** DATA PROVIDED **
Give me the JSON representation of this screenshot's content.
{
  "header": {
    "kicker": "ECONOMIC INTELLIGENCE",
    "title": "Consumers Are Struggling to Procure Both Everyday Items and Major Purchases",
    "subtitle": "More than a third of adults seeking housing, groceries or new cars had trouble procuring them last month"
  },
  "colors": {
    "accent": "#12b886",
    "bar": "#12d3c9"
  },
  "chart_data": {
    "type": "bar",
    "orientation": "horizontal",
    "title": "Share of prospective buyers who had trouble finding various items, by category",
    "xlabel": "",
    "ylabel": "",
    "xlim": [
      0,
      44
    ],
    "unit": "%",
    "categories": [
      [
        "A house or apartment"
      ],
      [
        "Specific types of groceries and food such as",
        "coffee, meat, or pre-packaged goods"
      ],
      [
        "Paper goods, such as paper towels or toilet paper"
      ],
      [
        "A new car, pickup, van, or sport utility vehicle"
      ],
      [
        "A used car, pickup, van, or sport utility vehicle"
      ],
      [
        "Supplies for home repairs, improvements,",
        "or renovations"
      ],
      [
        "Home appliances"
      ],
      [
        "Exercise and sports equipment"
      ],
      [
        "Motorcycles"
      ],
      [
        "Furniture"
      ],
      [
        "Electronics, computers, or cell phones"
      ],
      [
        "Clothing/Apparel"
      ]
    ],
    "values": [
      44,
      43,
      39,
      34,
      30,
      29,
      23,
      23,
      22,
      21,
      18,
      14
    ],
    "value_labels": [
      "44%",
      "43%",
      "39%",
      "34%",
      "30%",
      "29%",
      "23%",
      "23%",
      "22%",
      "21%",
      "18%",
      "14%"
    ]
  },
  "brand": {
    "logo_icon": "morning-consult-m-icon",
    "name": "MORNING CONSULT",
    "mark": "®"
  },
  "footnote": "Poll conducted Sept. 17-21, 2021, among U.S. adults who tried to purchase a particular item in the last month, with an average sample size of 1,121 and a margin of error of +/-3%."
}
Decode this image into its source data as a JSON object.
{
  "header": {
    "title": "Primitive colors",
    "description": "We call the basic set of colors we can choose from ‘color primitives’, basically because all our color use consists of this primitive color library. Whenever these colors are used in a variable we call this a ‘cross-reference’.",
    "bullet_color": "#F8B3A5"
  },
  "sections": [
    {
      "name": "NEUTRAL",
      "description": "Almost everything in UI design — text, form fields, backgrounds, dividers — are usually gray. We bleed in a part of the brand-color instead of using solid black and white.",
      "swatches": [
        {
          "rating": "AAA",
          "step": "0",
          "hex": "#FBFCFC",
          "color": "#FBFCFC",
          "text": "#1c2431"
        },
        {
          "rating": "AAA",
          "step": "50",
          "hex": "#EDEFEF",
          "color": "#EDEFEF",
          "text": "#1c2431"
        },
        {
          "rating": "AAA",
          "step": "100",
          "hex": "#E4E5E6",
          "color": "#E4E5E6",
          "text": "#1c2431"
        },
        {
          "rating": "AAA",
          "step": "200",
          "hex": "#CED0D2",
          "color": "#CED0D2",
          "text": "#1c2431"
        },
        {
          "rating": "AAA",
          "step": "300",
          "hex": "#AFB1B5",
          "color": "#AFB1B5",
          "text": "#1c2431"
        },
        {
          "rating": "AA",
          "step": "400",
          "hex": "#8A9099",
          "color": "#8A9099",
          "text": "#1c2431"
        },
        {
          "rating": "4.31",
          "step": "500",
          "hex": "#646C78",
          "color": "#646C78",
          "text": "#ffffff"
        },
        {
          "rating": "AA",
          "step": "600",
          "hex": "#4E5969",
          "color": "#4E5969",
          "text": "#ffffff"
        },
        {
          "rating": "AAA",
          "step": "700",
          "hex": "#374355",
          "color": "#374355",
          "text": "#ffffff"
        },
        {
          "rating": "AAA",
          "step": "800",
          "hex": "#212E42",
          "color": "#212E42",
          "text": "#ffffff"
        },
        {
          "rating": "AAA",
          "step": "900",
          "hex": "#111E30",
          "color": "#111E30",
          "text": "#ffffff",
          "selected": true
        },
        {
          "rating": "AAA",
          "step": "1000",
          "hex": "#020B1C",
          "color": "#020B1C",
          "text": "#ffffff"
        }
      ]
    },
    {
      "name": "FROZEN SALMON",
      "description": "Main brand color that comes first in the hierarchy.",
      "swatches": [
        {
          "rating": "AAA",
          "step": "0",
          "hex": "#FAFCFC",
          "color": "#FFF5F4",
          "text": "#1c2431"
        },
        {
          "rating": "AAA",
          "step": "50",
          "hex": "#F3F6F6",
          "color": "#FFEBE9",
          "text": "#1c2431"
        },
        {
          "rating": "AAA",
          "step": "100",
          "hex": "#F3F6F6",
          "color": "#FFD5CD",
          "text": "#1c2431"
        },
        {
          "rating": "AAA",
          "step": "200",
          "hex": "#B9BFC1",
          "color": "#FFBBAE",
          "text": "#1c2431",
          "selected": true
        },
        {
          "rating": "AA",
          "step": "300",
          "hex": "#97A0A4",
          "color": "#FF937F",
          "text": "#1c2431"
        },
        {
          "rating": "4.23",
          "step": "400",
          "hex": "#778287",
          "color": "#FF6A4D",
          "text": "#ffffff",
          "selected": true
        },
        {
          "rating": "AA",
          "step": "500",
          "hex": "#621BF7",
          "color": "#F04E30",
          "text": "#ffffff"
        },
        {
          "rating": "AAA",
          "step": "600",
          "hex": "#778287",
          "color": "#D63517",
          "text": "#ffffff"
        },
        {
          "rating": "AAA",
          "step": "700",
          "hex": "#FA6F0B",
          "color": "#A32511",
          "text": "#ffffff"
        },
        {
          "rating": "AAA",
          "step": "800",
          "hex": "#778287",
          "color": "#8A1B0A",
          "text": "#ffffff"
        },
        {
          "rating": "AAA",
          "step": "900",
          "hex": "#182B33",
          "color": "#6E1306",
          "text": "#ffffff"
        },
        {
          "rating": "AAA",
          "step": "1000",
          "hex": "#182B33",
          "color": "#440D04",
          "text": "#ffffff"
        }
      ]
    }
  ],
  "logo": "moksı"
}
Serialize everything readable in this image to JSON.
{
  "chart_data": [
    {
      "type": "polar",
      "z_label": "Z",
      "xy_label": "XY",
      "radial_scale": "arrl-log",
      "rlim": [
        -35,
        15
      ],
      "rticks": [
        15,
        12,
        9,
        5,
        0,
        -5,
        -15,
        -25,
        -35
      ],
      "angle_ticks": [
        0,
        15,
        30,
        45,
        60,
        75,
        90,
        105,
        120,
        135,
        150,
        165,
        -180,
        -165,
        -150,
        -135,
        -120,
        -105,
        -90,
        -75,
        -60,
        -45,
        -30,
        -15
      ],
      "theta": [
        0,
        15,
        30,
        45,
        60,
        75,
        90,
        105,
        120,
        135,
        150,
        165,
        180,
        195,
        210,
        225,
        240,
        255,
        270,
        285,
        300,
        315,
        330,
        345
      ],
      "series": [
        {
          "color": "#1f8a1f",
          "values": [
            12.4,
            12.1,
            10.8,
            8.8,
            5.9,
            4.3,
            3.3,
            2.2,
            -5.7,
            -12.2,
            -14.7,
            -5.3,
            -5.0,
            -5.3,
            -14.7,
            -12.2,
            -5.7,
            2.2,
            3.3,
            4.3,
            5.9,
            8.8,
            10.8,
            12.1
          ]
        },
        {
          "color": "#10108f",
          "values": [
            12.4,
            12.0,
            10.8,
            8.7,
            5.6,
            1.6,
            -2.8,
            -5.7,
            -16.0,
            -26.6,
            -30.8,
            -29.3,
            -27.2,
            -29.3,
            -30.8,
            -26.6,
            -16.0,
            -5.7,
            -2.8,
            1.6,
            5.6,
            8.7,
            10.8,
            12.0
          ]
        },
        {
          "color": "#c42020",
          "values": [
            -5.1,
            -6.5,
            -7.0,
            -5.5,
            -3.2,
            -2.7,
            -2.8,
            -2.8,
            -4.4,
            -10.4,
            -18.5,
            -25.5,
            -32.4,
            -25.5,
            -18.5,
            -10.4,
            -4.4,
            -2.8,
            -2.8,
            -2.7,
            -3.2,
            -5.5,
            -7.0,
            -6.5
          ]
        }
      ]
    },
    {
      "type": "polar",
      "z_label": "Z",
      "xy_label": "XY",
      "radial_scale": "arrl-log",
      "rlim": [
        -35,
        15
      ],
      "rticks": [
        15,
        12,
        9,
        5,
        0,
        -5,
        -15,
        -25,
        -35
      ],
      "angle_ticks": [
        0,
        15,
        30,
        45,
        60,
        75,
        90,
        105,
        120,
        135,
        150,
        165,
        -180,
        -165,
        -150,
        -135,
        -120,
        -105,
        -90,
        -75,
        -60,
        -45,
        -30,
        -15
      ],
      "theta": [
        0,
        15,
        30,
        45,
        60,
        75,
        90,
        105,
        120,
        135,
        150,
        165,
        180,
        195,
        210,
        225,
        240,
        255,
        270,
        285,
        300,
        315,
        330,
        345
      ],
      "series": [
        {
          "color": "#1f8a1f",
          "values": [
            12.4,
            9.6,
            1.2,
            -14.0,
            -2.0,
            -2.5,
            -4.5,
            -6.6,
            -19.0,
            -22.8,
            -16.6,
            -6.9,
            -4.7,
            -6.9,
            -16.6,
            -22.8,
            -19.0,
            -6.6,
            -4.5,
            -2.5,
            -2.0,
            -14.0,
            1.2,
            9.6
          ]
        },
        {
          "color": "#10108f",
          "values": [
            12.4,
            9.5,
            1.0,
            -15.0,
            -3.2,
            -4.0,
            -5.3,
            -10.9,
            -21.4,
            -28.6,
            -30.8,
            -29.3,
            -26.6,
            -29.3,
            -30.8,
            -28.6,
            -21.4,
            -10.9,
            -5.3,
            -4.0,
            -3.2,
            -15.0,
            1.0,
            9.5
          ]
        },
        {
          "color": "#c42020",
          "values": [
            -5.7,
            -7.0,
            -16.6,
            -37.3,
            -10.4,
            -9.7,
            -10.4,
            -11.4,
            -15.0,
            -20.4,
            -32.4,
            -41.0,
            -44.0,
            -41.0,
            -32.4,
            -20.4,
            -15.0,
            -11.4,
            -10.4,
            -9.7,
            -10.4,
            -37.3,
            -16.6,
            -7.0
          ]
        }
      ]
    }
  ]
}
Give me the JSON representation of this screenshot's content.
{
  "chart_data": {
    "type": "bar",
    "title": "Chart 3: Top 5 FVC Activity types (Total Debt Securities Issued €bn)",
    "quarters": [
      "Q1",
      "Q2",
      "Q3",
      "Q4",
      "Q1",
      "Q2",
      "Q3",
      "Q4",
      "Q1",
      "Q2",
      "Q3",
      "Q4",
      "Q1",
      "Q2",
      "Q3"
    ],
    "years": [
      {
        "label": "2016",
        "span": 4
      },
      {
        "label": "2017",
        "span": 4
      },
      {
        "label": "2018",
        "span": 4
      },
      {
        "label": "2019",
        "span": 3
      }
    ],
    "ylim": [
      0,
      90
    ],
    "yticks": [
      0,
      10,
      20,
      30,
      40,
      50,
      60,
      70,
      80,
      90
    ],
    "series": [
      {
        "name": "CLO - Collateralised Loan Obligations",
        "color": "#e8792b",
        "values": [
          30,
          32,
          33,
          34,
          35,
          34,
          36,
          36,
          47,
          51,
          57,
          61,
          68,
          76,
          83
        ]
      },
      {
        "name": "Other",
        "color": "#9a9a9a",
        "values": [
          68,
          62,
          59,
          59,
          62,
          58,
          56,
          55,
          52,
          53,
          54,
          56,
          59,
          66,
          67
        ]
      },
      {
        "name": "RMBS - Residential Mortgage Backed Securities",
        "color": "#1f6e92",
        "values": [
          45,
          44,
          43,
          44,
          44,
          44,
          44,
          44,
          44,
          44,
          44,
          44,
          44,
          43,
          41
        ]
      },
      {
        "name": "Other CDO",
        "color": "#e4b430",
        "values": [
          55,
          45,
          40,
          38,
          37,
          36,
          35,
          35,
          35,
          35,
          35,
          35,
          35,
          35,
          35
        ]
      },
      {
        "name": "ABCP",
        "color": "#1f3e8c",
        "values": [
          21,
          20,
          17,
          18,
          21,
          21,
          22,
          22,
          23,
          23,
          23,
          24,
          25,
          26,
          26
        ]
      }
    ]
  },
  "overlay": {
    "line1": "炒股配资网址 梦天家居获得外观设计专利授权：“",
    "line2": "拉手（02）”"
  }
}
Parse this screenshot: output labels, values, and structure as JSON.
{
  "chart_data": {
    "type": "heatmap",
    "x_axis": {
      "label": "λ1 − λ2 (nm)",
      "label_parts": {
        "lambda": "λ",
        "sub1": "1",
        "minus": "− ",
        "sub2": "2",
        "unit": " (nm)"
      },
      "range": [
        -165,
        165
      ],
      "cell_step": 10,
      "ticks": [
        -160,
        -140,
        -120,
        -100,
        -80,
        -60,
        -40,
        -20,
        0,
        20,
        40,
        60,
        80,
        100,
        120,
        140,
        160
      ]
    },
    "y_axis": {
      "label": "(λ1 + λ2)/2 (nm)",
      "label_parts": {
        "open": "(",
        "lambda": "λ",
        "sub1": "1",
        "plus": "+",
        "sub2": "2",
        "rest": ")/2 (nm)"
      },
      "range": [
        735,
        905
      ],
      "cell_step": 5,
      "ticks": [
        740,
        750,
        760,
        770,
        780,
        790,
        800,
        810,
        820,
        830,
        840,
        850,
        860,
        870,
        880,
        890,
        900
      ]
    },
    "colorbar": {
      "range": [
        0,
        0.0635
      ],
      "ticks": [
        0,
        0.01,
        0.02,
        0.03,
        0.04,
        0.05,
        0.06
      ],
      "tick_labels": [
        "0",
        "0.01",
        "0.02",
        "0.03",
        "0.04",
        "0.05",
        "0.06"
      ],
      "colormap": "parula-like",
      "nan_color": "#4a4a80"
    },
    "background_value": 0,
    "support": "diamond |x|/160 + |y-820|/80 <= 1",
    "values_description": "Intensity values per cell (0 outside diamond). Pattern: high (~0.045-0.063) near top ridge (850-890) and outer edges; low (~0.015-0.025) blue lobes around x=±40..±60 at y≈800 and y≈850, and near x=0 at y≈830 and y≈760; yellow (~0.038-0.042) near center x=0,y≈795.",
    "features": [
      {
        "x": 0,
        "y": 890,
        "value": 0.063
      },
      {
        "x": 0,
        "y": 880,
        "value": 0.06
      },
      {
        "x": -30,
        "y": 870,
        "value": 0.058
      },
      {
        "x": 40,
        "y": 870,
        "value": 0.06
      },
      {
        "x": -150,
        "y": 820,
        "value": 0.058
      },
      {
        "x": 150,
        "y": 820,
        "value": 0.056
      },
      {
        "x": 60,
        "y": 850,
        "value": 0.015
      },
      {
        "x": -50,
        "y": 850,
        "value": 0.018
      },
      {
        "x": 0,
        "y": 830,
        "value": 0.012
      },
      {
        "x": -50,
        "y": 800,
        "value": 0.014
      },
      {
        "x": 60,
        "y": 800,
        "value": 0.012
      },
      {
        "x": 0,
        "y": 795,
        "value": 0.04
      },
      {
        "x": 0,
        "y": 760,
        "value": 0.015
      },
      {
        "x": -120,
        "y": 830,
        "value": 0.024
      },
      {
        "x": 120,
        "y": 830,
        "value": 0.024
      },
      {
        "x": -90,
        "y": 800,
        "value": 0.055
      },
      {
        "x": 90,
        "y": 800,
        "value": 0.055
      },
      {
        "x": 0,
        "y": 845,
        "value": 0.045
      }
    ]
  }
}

** WRITTEN PROBLEM **
Write down every line of the data above that includes the string "everything".

** TASK OUTPUT **
      "description": "Almost everything in UI design — text, form fields, backgrounds, dividers — are usually gray. We bleed in a part of the brand-color instead of using solid black and white.",
Serialize everything readable in this image to JSON.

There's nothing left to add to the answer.